▶ **Exercise brief**
Determine which lines contain the word "Alfalfa", then copy those lines.

▶ **The records**
* Start *

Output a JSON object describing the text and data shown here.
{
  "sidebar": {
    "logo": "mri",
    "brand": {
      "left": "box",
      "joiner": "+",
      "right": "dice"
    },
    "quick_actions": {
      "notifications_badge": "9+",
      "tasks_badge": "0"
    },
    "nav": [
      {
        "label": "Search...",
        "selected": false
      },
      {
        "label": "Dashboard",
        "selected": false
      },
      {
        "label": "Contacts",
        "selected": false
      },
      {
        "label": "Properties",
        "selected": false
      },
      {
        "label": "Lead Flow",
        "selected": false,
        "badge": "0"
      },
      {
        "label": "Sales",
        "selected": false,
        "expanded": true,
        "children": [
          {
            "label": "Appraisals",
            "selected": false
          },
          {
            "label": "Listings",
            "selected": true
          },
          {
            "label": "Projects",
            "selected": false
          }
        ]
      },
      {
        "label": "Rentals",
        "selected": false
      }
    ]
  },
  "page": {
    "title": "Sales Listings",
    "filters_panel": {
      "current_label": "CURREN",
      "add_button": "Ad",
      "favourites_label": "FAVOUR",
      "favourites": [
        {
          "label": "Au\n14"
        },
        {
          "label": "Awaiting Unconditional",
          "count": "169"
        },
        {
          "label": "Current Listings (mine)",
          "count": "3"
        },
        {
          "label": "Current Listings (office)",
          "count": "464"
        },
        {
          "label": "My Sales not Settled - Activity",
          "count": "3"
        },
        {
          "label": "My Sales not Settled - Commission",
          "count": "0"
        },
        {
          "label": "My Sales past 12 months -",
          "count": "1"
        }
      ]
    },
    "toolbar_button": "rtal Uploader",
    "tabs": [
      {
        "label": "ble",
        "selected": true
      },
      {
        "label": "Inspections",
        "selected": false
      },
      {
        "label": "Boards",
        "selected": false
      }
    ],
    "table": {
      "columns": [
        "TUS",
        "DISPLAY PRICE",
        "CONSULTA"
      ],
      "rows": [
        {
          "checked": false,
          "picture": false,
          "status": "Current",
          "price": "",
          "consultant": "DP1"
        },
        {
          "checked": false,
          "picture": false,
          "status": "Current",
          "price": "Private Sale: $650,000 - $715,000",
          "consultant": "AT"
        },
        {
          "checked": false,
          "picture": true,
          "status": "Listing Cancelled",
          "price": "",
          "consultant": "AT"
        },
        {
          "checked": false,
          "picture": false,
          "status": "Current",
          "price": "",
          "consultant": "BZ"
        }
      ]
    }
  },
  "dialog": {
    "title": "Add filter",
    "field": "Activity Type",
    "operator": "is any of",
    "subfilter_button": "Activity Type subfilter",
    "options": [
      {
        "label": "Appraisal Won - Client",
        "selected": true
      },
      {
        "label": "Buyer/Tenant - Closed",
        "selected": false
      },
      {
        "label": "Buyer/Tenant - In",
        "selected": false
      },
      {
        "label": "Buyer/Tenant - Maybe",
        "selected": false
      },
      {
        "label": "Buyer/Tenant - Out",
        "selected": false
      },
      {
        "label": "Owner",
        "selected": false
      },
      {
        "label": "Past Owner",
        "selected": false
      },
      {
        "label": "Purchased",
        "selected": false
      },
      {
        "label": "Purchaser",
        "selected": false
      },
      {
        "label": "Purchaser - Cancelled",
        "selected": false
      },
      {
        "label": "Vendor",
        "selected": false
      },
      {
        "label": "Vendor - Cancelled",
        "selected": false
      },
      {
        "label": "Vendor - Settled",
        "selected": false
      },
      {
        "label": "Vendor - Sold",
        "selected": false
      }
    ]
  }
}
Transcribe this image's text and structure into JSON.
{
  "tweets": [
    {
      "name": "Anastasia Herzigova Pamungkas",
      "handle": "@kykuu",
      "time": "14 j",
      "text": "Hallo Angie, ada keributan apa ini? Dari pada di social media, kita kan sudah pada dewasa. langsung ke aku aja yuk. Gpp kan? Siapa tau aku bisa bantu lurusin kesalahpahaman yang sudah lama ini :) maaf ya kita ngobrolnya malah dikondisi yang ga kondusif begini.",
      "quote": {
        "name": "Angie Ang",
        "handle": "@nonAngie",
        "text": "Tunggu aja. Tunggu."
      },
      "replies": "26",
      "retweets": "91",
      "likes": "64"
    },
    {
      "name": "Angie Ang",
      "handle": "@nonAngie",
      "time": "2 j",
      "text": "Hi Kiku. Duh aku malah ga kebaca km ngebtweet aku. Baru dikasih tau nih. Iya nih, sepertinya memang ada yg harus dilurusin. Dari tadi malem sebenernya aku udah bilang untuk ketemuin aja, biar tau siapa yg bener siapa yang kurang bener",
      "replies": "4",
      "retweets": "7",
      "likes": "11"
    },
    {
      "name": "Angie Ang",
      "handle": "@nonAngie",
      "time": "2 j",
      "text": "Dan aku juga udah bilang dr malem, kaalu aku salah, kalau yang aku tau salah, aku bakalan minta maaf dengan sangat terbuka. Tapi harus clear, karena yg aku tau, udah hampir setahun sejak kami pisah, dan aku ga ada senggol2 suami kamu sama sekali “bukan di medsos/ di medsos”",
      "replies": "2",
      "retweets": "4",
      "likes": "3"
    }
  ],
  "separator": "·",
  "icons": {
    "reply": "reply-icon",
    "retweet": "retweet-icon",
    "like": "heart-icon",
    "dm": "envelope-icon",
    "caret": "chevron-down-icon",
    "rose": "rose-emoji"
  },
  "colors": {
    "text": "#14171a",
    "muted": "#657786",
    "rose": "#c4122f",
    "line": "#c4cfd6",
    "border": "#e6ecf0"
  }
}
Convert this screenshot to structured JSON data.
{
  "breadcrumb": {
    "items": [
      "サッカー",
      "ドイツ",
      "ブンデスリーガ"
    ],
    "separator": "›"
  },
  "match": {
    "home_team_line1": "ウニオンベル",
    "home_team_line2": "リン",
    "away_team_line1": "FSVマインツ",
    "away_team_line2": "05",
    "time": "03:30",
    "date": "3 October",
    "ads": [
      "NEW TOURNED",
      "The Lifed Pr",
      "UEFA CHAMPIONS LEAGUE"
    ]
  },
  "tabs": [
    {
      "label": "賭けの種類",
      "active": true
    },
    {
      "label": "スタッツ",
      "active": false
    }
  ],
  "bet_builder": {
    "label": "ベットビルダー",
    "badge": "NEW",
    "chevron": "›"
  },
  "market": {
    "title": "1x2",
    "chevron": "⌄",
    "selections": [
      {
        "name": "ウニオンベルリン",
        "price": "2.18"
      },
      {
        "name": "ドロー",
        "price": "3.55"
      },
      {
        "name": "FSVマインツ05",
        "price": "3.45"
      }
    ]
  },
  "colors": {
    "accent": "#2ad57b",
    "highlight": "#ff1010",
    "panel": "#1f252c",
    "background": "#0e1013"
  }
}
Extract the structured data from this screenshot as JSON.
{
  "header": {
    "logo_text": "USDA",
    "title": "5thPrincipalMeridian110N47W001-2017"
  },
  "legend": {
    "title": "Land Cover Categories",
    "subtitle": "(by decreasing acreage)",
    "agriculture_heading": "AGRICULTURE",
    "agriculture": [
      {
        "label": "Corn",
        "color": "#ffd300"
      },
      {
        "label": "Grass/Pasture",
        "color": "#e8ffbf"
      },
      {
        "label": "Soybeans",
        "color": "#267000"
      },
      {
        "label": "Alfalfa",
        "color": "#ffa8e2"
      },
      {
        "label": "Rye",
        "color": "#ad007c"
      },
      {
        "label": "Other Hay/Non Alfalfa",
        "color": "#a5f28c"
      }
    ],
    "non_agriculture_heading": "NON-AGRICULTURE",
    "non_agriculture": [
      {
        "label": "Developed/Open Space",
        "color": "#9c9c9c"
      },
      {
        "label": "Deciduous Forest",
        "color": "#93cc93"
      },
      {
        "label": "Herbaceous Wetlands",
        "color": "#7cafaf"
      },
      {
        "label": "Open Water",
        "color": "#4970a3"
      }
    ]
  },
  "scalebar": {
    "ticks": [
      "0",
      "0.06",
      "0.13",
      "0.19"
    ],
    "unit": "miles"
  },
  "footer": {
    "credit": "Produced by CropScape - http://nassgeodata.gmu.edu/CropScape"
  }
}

* End *

▶ **Reply**
        "label": "Alfalfa",
        "label": "Other Hay/Non Alfalfa",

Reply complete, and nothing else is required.